→ **DATASET EXCERPTS**:

————————

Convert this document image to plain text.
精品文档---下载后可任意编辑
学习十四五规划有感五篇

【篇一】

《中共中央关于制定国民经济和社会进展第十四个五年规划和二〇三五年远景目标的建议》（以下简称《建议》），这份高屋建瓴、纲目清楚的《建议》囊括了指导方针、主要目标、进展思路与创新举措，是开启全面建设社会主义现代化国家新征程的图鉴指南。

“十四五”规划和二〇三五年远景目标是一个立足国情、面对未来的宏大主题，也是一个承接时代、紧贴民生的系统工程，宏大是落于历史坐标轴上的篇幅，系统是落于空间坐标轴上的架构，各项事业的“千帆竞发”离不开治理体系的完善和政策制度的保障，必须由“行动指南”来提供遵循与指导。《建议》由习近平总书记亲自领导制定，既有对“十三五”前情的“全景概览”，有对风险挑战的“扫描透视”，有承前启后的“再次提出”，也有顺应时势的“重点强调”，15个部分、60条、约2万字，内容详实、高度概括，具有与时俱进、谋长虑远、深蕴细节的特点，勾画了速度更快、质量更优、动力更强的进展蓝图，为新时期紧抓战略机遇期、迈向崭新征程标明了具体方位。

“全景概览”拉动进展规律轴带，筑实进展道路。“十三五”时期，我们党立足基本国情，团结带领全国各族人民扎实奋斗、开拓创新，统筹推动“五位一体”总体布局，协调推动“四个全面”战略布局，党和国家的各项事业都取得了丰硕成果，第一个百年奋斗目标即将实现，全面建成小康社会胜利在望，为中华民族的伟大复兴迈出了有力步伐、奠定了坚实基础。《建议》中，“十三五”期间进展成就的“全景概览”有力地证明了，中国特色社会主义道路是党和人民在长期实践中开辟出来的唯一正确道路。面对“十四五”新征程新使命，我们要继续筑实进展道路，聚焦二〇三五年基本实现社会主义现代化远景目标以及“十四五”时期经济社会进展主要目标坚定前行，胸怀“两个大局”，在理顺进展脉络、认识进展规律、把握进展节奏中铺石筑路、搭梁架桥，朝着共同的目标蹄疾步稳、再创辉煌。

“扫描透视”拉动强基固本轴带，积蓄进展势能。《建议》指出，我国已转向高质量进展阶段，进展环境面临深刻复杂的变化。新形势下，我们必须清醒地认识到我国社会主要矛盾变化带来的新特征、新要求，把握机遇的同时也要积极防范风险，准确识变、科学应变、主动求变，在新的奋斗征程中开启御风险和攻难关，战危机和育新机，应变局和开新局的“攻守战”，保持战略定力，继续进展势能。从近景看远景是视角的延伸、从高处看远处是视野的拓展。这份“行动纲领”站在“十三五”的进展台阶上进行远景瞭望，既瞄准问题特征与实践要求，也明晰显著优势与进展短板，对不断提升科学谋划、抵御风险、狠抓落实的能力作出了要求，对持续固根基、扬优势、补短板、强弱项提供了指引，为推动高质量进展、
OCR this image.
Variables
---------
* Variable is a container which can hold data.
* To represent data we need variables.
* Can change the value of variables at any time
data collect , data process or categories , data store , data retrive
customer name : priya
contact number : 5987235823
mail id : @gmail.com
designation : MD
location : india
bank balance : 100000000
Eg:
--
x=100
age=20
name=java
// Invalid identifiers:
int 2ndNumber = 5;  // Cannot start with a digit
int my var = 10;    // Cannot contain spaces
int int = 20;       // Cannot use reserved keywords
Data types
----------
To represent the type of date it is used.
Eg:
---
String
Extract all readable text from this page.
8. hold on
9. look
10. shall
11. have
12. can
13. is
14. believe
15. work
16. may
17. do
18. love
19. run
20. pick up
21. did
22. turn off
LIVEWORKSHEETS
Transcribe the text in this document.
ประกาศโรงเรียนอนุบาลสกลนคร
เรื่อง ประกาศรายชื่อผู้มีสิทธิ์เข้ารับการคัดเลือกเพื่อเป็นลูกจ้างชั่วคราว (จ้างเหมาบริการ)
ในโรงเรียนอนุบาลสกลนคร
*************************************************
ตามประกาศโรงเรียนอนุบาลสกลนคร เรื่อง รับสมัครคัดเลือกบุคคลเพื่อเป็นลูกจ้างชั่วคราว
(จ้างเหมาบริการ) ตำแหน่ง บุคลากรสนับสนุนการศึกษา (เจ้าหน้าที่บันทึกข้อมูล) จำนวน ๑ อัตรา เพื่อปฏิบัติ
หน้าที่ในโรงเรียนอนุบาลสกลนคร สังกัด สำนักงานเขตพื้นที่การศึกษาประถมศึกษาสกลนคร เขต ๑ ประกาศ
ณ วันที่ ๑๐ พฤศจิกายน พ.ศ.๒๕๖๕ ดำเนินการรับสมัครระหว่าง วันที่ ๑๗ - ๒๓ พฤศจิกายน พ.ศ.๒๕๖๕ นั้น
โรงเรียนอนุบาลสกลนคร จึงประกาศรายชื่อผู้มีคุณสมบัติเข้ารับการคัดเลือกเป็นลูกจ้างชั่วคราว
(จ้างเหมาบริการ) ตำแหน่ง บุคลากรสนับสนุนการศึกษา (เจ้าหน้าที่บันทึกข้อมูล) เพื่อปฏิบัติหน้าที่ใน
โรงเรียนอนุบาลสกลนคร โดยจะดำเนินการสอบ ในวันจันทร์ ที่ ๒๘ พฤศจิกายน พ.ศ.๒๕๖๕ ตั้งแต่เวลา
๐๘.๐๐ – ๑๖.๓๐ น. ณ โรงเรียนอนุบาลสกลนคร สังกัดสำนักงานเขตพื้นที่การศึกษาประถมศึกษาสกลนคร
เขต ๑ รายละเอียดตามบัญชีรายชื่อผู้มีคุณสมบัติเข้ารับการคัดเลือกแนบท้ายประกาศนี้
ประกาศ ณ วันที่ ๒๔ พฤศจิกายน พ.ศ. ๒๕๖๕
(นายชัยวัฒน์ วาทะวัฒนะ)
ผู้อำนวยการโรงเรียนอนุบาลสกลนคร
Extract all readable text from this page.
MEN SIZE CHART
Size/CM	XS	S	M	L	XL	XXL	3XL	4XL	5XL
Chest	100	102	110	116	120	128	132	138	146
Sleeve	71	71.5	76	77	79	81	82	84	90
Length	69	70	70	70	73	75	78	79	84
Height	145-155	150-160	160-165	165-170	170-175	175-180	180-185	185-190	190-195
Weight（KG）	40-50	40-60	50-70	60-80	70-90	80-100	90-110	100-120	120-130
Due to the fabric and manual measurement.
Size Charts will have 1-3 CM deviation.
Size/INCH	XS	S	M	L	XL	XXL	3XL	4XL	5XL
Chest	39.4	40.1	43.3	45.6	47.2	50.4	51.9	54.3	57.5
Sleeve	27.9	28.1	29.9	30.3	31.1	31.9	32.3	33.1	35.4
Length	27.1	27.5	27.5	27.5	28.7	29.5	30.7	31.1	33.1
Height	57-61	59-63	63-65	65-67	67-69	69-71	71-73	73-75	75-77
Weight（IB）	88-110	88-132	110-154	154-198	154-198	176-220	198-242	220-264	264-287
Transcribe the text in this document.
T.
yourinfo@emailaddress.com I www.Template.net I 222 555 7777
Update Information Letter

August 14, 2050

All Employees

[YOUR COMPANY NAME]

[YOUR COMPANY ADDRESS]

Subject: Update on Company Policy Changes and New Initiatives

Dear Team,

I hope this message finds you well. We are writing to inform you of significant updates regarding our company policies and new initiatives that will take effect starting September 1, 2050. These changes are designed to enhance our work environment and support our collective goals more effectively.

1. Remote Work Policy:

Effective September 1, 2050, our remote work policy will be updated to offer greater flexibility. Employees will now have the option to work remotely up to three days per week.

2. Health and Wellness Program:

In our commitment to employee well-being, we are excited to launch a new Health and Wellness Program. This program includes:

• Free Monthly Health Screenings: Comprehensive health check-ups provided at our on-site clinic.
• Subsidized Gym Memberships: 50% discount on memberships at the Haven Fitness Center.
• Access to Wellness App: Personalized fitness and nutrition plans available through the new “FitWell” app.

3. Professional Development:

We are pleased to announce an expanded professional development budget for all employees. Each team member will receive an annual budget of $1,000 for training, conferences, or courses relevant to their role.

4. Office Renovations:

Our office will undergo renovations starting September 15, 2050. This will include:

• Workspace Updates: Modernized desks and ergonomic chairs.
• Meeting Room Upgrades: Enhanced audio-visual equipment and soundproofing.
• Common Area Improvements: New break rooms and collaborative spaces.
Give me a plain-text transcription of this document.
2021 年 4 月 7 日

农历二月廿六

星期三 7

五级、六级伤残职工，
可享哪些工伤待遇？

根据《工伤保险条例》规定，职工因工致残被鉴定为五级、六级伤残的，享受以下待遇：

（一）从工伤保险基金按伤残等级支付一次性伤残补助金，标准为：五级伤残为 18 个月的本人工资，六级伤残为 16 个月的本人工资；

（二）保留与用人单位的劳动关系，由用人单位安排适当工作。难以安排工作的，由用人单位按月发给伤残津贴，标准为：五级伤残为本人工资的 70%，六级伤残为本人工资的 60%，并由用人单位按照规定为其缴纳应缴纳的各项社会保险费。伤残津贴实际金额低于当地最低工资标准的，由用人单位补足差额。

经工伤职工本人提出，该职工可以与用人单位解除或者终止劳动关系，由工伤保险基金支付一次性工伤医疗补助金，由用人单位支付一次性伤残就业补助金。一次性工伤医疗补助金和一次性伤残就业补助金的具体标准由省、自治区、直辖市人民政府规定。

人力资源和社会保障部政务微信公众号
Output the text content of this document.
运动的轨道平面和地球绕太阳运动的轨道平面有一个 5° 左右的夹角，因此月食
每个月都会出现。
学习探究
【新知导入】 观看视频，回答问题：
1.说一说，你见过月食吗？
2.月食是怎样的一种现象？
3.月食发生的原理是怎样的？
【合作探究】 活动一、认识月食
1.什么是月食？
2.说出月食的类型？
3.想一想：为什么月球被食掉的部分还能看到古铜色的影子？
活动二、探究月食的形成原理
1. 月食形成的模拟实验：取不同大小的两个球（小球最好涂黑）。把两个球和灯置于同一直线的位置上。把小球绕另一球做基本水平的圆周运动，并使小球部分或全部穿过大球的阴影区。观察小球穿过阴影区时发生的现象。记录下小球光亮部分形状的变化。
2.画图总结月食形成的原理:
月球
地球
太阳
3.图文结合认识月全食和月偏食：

————————

→ **SET TASK**: Identify the lines that contain the string "กายน", and copy every one of them.

→ **RESPONSE TO THIS EXERCISE**:
ณ วันที่ ๑๐ พฤศจิกายน พ.ศ.๒๕๖๕ ดำเนินการรับสมัครระหว่าง วันที่ ๑๗ - ๒๓ พฤศจิกายน พ.ศ.๒๕๖๕ นั้น
โรงเรียนอนุบาลสกลนคร โดยจะดำเนินการสอบ ในวันจันทร์ ที่ ๒๘ พฤศจิกายน พ.ศ.๒๕๖๕ ตั้งแต่เวลา
ประกาศ ณ วันที่ ๒๔ พฤศจิกายน พ.ศ. ๒๕๖๕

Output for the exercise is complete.